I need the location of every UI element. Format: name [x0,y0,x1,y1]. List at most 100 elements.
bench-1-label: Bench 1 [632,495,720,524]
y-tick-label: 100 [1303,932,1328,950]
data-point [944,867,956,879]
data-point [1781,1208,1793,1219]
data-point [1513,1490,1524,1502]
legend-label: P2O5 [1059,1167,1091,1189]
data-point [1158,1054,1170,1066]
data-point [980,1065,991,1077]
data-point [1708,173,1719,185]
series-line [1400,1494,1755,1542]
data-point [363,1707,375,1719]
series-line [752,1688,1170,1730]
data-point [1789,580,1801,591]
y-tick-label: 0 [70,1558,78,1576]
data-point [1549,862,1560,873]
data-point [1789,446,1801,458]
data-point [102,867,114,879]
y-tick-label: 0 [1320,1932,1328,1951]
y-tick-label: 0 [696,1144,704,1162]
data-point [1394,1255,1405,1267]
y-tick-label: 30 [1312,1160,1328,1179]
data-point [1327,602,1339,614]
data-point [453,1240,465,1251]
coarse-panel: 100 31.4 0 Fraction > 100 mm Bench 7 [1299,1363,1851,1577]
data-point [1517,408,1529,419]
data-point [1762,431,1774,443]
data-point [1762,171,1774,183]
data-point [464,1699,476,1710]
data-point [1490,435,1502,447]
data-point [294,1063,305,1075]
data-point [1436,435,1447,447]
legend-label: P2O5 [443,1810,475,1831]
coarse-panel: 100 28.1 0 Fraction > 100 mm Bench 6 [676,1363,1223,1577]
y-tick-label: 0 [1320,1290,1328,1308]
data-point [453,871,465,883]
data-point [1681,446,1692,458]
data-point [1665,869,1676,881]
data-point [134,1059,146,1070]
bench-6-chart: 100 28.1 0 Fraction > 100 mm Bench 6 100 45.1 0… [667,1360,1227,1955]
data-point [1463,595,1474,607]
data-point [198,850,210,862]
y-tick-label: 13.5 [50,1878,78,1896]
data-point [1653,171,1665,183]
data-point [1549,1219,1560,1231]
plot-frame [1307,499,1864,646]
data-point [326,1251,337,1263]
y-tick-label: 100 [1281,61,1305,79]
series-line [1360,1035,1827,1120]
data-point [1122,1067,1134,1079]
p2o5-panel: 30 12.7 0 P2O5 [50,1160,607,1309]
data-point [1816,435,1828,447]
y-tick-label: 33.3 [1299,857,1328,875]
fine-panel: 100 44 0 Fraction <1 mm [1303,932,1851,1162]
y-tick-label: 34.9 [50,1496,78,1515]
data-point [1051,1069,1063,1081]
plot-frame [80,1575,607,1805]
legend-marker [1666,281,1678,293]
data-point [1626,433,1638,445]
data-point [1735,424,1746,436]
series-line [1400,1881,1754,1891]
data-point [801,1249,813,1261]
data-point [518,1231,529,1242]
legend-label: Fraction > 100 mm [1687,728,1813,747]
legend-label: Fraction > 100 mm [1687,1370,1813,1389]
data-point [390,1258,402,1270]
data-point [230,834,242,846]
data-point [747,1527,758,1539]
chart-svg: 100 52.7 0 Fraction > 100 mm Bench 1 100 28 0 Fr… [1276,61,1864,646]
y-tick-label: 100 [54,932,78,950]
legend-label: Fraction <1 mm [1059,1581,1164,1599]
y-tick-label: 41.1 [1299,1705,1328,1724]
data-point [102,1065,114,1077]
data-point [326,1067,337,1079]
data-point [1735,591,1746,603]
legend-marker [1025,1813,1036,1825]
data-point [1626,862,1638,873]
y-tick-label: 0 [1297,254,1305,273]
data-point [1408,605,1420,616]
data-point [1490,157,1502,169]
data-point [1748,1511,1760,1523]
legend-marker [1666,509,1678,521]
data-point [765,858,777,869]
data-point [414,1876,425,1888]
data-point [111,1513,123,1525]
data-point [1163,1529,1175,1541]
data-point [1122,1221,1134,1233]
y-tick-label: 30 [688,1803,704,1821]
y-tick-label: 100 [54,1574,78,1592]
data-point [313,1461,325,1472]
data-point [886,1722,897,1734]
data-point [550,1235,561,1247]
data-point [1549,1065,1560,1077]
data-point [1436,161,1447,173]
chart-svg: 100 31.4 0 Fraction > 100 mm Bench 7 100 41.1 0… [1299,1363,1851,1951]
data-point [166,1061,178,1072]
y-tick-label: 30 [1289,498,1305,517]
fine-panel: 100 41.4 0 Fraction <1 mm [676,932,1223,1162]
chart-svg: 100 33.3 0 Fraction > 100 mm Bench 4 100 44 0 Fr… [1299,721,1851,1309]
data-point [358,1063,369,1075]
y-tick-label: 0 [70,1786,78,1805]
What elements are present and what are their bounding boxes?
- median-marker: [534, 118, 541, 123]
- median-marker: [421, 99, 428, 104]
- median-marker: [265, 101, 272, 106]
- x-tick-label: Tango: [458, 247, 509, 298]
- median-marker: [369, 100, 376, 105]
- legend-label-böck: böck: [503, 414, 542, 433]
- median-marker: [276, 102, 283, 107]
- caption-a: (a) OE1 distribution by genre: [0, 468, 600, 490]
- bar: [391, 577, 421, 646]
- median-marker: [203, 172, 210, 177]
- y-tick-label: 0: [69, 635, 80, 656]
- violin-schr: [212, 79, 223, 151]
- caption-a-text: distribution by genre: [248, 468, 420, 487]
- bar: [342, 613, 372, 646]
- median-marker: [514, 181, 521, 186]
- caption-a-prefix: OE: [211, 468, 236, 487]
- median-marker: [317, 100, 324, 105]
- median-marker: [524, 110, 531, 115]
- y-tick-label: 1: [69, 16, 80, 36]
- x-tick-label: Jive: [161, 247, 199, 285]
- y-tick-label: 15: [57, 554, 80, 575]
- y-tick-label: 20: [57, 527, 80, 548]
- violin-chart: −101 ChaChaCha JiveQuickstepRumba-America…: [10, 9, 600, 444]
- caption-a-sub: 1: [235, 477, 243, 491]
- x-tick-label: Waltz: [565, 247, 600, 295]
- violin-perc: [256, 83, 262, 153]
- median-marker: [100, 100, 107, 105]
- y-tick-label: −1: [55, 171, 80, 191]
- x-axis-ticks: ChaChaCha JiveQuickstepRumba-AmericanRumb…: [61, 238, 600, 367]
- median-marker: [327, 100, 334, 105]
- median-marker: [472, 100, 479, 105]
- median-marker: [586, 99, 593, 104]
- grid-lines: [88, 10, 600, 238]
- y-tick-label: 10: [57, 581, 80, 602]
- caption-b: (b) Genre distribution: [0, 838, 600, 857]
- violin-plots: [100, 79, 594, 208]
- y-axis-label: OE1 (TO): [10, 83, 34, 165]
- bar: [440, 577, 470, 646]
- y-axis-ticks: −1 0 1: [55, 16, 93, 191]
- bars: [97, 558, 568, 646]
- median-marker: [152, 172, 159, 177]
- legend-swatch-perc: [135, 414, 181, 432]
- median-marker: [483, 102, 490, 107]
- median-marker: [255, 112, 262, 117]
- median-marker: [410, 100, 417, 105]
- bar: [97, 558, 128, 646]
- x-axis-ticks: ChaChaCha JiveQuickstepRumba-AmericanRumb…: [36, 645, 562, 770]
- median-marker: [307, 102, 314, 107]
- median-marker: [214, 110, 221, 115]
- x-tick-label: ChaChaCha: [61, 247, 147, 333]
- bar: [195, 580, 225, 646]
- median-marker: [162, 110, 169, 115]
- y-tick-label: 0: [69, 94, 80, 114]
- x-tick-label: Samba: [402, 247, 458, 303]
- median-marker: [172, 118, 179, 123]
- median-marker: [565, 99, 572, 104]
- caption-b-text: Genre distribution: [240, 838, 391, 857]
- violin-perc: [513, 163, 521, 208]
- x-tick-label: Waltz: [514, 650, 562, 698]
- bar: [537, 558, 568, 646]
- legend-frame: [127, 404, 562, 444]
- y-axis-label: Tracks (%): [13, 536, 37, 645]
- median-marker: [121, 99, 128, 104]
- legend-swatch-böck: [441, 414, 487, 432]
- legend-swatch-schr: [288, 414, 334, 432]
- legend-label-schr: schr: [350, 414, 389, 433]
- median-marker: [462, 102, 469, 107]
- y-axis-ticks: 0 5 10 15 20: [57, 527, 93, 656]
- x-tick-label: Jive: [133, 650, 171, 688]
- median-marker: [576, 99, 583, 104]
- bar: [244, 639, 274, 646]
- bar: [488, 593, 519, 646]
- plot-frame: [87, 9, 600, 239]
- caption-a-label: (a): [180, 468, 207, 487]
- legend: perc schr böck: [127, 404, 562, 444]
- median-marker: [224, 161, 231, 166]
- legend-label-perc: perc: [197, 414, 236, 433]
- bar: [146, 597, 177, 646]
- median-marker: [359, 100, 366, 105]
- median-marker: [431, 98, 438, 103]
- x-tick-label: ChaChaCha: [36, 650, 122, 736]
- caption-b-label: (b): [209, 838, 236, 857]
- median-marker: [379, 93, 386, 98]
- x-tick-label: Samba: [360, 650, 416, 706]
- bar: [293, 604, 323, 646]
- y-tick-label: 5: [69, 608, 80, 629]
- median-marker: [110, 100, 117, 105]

Short task: Count the lines in the data above that contain the string "Waltz", and give only that number.

Solution for this exercise: 2